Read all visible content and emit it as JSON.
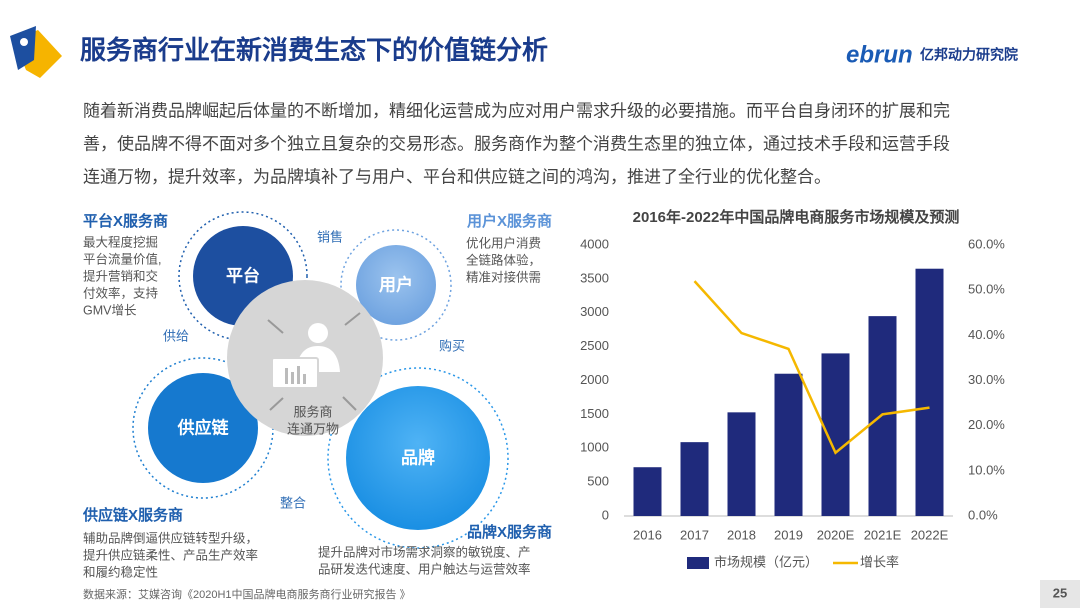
{
  "header": {
    "title": "服务商行业在新消费生态下的价值链分析"
  },
  "logo": {
    "brand": "ebrun",
    "org": "亿邦动力研究院"
  },
  "body": {
    "lines": [
      "随着新消费品牌崛起后体量的不断增加，精细化运营成为应对用户需求升级的必要措施。而平台自身闭环的扩展和完",
      "善，使品牌不得不面对多个独立且复杂的交易形态。服务商作为整个消费生态里的独立体，通过技术手段和运营手段",
      "连通万物，提升效率，为品牌填补了与用户、平台和供应链之间的鸿沟，推进了全行业的优化整合。"
    ]
  },
  "diagram": {
    "nodes": [
      "平台",
      "用户",
      "供应链",
      "品牌"
    ],
    "center": [
      "服务商",
      "连通万物"
    ],
    "relations": [
      "销售",
      "购买",
      "供给",
      "整合"
    ],
    "corners": [
      {
        "title": "平台X服务商",
        "lines": [
          "最大程度挖掘",
          "平台流量价值,",
          "提升营销和交",
          "付效率，支持",
          "GMV增长"
        ]
      },
      {
        "title": "用户X服务商",
        "lines": [
          "优化用户消费",
          "全链路体验，",
          "精准对接供需"
        ]
      },
      {
        "title": "供应链X服务商",
        "lines": [
          "辅助品牌倒逼供应链转型升级，",
          "提升供应链柔性、产品生产效率",
          "和履约稳定性"
        ]
      },
      {
        "title": "品牌X服务商",
        "lines": [
          "提升品牌对市场需求洞察的敏锐度、产",
          "品研发迭代速度、用户触达与运营效率"
        ]
      }
    ]
  },
  "chart_data": {
    "type": "bar",
    "title": "2016年-2022年中国品牌电商服务市场规模及预测",
    "categories": [
      "2016",
      "2017",
      "2018",
      "2019",
      "2020E",
      "2021E",
      "2022E"
    ],
    "series": [
      {
        "name": "市场规模（亿元）",
        "type": "bar",
        "color": "#1f2a7c",
        "values": [
          720,
          1090,
          1530,
          2100,
          2400,
          2950,
          3650
        ]
      },
      {
        "name": "增长率",
        "type": "line",
        "axis": "y2",
        "color": "#f5b800",
        "values": [
          null,
          52,
          40.5,
          37,
          14,
          22.5,
          24
        ]
      }
    ],
    "ylim": [
      0,
      4000
    ],
    "yticks": [
      0,
      500,
      1000,
      1500,
      2000,
      2500,
      3000,
      3500,
      4000
    ],
    "y2lim": [
      0,
      60
    ],
    "y2ticks": [
      {
        "value": 0,
        "label": "0.0%"
      },
      {
        "value": 10,
        "label": "10.0%"
      },
      {
        "value": 20,
        "label": "20.0%"
      },
      {
        "value": 30,
        "label": "30.0%"
      },
      {
        "value": 40,
        "label": "40.0%"
      },
      {
        "value": 50,
        "label": "50.0%"
      },
      {
        "value": 60,
        "label": "60.0%"
      }
    ],
    "grid": false,
    "legend": "bottom"
  },
  "footer": {
    "source": "数据来源：艾媒咨询《2020H1中国品牌电商服务商行业研究报告 》",
    "page": "25"
  }
}
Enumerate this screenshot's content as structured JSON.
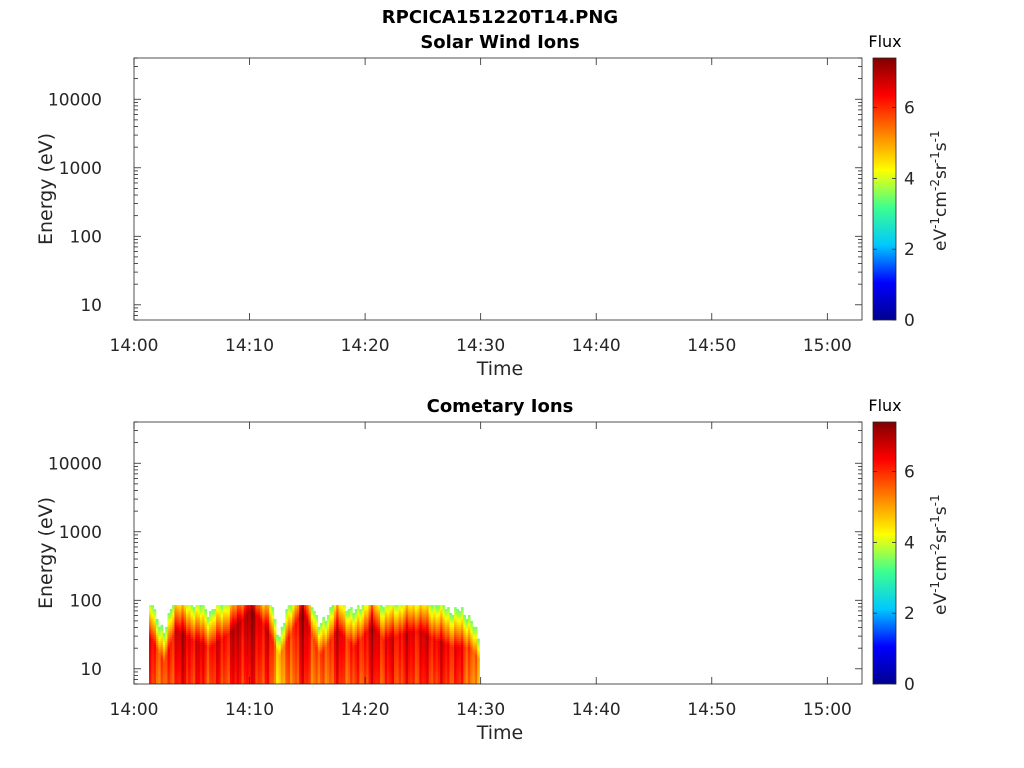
{
  "figure_title": "RPCICA151220T14.PNG",
  "colormap_stops": [
    "#00008f",
    "#0000ff",
    "#00c8ff",
    "#3cff90",
    "#ffff00",
    "#ff8000",
    "#ff0000",
    "#800000"
  ],
  "chart_data": [
    {
      "type": "heatmap",
      "title": "Solar Wind Ions",
      "xlabel": "Time",
      "ylabel": "Energy (eV)",
      "x_ticks": [
        "14:00",
        "14:10",
        "14:20",
        "14:30",
        "14:40",
        "14:50",
        "15:00"
      ],
      "x_range": [
        "14:00",
        "15:03"
      ],
      "y_scale": "log",
      "y_ticks": [
        "10",
        "100",
        "1000",
        "10000"
      ],
      "y_range": [
        6,
        40000
      ],
      "colorbar": {
        "title": "Flux",
        "label": "eV-1cm-2sr-1s-1",
        "ticks": [
          "0",
          "2",
          "4",
          "6"
        ],
        "range": [
          0,
          7.4
        ]
      },
      "data": []
    },
    {
      "type": "heatmap",
      "title": "Cometary Ions",
      "xlabel": "Time",
      "ylabel": "Energy (eV)",
      "x_ticks": [
        "14:00",
        "14:10",
        "14:20",
        "14:30",
        "14:40",
        "14:50",
        "15:00"
      ],
      "x_range": [
        "14:00",
        "15:03"
      ],
      "y_scale": "log",
      "y_ticks": [
        "10",
        "100",
        "1000",
        "10000"
      ],
      "y_range": [
        6,
        40000
      ],
      "colorbar": {
        "title": "Flux",
        "label": "eV-1cm-2sr-1s-1",
        "ticks": [
          "0",
          "2",
          "4",
          "6"
        ],
        "range": [
          0,
          7.4
        ]
      },
      "data": [
        {
          "time": "14:01.5",
          "peak_energy": 25,
          "peak_flux": 6.5
        },
        {
          "time": "14:02.5",
          "peak_energy": 12,
          "peak_flux": 5.5
        },
        {
          "time": "14:03.5",
          "peak_energy": 35,
          "peak_flux": 6.8
        },
        {
          "time": "14:05.0",
          "peak_energy": 25,
          "peak_flux": 6.6
        },
        {
          "time": "14:06.5",
          "peak_energy": 20,
          "peak_flux": 6.3
        },
        {
          "time": "14:08.0",
          "peak_energy": 30,
          "peak_flux": 6.5
        },
        {
          "time": "14:09.0",
          "peak_energy": 45,
          "peak_flux": 6.9
        },
        {
          "time": "14:10.0",
          "peak_energy": 70,
          "peak_flux": 7.0
        },
        {
          "time": "14:11.5",
          "peak_energy": 35,
          "peak_flux": 6.5
        },
        {
          "time": "14:12.5",
          "peak_energy": 15,
          "peak_flux": 5.0
        },
        {
          "time": "14:14.5",
          "peak_energy": 70,
          "peak_flux": 7.0
        },
        {
          "time": "14:16.0",
          "peak_energy": 15,
          "peak_flux": 5.5
        },
        {
          "time": "14:17.5",
          "peak_energy": 35,
          "peak_flux": 6.6
        },
        {
          "time": "14:19.0",
          "peak_energy": 20,
          "peak_flux": 6.0
        },
        {
          "time": "14:20.5",
          "peak_energy": 40,
          "peak_flux": 6.8
        },
        {
          "time": "14:21.5",
          "peak_energy": 25,
          "peak_flux": 6.4
        },
        {
          "time": "14:23.0",
          "peak_energy": 30,
          "peak_flux": 6.5
        },
        {
          "time": "14:24.5",
          "peak_energy": 35,
          "peak_flux": 6.6
        },
        {
          "time": "14:26.0",
          "peak_energy": 25,
          "peak_flux": 6.5
        },
        {
          "time": "14:27.5",
          "peak_energy": 20,
          "peak_flux": 6.4
        },
        {
          "time": "14:29.0",
          "peak_energy": 20,
          "peak_flux": 6.0
        },
        {
          "time": "14:29.9",
          "peak_energy": 12,
          "peak_flux": 4.5
        }
      ]
    }
  ]
}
——————
Reproduce every line exactly and omit all pictures.

Read all visible content and emit it as JSON.
{
  "header": {
    "title": "服务商行业在新消费生态下的价值链分析"
  },
  "logo": {
    "brand": "ebrun",
    "org": "亿邦动力研究院"
  },
  "body": {
    "lines": [
      "随着新消费品牌崛起后体量的不断增加，精细化运营成为应对用户需求升级的必要措施。而平台自身闭环的扩展和完",
      "善，使品牌不得不面对多个独立且复杂的交易形态。服务商作为整个消费生态里的独立体，通过技术手段和运营手段",
      "连通万物，提升效率，为品牌填补了与用户、平台和供应链之间的鸿沟，推进了全行业的优化整合。"
    ]
  },
  "diagram": {
    "nodes": [
      "平台",
      "用户",
      "供应链",
      "品牌"
    ],
    "center": [
      "服务商",
      "连通万物"
    ],
    "relations": [
      "销售",
      "购买",
      "供给",
      "整合"
    ],
    "corners": [
      {
        "title": "平台X服务商",
        "lines": [
          "最大程度挖掘",
          "平台流量价值,",
          "提升营销和交",
          "付效率，支持",
          "GMV增长"
        ]
      },
      {
        "title": "用户X服务商",
        "lines": [
          "优化用户消费",
          "全链路体验，",
          "精准对接供需"
        ]
      },
      {
        "title": "供应链X服务商",
        "lines": [
          "辅助品牌倒逼供应链转型升级，",
          "提升供应链柔性、产品生产效率",
          "和履约稳定性"
        ]
      },
      {
        "title": "品牌X服务商",
        "lines": [
          "提升品牌对市场需求洞察的敏锐度、产",
          "品研发迭代速度、用户触达与运营效率"
        ]
      }
    ]
  },
  "chart_data": {
    "type": "bar",
    "title": "2016年-2022年中国品牌电商服务市场规模及预测",
    "categories": [
      "2016",
      "2017",
      "2018",
      "2019",
      "2020E",
      "2021E",
      "2022E"
    ],
    "series": [
      {
        "name": "市场规模（亿元）",
        "type": "bar",
        "color": "#1f2a7c",
        "values": [
          720,
          1090,
          1530,
          2100,
          2400,
          2950,
          3650
        ]
      },
      {
        "name": "增长率",
        "type": "line",
        "axis": "y2",
        "color": "#f5b800",
        "values": [
          null,
          52,
          40.5,
          37,
          14,
          22.5,
          24
        ]
      }
    ],
    "ylim": [
      0,
      4000
    ],
    "yticks": [
      0,
      500,
      1000,
      1500,
      2000,
      2500,
      3000,
      3500,
      4000
    ],
    "y2lim": [
      0,
      60
    ],
    "y2ticks": [
      {
        "value": 0,
        "label": "0.0%"
      },
      {
        "value": 10,
        "label": "10.0%"
      },
      {
        "value": 20,
        "label": "20.0%"
      },
      {
        "value": 30,
        "label": "30.0%"
      },
      {
        "value": 40,
        "label": "40.0%"
      },
      {
        "value": 50,
        "label": "50.0%"
      },
      {
        "value": 60,
        "label": "60.0%"
      }
    ],
    "grid": false,
    "legend": "bottom"
  },
  "footer": {
    "source": "数据来源：艾媒咨询《2020H1中国品牌电商服务商行业研究报告 》",
    "page": "25"
  }
}
Enumerate this screenshot's content as structured JSON.
{
  "figure_title": "RPCICA151220T14.PNG",
  "colormap_stops": [
    "#00008f",
    "#0000ff",
    "#00c8ff",
    "#3cff90",
    "#ffff00",
    "#ff8000",
    "#ff0000",
    "#800000"
  ],
  "chart_data": [
    {
      "type": "heatmap",
      "title": "Solar Wind Ions",
      "xlabel": "Time",
      "ylabel": "Energy (eV)",
      "x_ticks": [
        "14:00",
        "14:10",
        "14:20",
        "14:30",
        "14:40",
        "14:50",
        "15:00"
      ],
      "x_range": [
        "14:00",
        "15:03"
      ],
      "y_scale": "log",
      "y_ticks": [
        "10",
        "100",
        "1000",
        "10000"
      ],
      "y_range": [
        6,
        40000
      ],
      "colorbar": {
        "title": "Flux",
        "label": "eV-1cm-2sr-1s-1",
        "ticks": [
          "0",
          "2",
          "4",
          "6"
        ],
        "range": [
          0,
          7.4
        ]
      },
      "data": []
    },
    {
      "type": "heatmap",
      "title": "Cometary Ions",
      "xlabel": "Time",
      "ylabel": "Energy (eV)",
      "x_ticks": [
        "14:00",
        "14:10",
        "14:20",
        "14:30",
        "14:40",
        "14:50",
        "15:00"
      ],
      "x_range": [
        "14:00",
        "15:03"
      ],
      "y_scale": "log",
      "y_ticks": [
        "10",
        "100",
        "1000",
        "10000"
      ],
      "y_range": [
        6,
        40000
      ],
      "colorbar": {
        "title": "Flux",
        "label": "eV-1cm-2sr-1s-1",
        "ticks": [
          "0",
          "2",
          "4",
          "6"
        ],
        "range": [
          0,
          7.4
        ]
      },
      "data": [
        {
          "time": "14:01.5",
          "peak_energy": 25,
          "peak_flux": 6.5
        },
        {
          "time": "14:02.5",
          "peak_energy": 12,
          "peak_flux": 5.5
        },
        {
          "time": "14:03.5",
          "peak_energy": 35,
          "peak_flux": 6.8
        },
        {
          "time": "14:05.0",
          "peak_energy": 25,
          "peak_flux": 6.6
        },
        {
          "time": "14:06.5",
          "peak_energy": 20,
          "peak_flux": 6.3
        },
        {
          "time": "14:08.0",
          "peak_energy": 30,
          "peak_flux": 6.5
        },
        {
          "time": "14:09.0",
          "peak_energy": 45,
          "peak_flux": 6.9
        },
        {
          "time": "14:10.0",
          "peak_energy": 70,
          "peak_flux": 7.0
        },
        {
          "time": "14:11.5",
          "peak_energy": 35,
          "peak_flux": 6.5
        },
        {
          "time": "14:12.5",
          "peak_energy": 15,
          "peak_flux": 5.0
        },
        {
          "time": "14:14.5",
          "peak_energy": 70,
          "peak_flux": 7.0
        },
        {
          "time": "14:16.0",
          "peak_energy": 15,
          "peak_flux": 5.5
        },
        {
          "time": "14:17.5",
          "peak_energy": 35,
          "peak_flux": 6.6
        },
        {
          "time": "14:19.0",
          "peak_energy": 20,
          "peak_flux": 6.0
        },
        {
          "time": "14:20.5",
          "peak_energy": 40,
          "peak_flux": 6.8
        },
        {
          "time": "14:21.5",
          "peak_energy": 25,
          "peak_flux": 6.4
        },
        {
          "time": "14:23.0",
          "peak_energy": 30,
          "peak_flux": 6.5
        },
        {
          "time": "14:24.5",
          "peak_energy": 35,
          "peak_flux": 6.6
        },
        {
          "time": "14:26.0",
          "peak_energy": 25,
          "peak_flux": 6.5
        },
        {
          "time": "14:27.5",
          "peak_energy": 20,
          "peak_flux": 6.4
        },
        {
          "time": "14:29.0",
          "peak_energy": 20,
          "peak_flux": 6.0
        },
        {
          "time": "14:29.9",
          "peak_energy": 12,
          "peak_flux": 4.5
        }
      ]
    }
  ]
}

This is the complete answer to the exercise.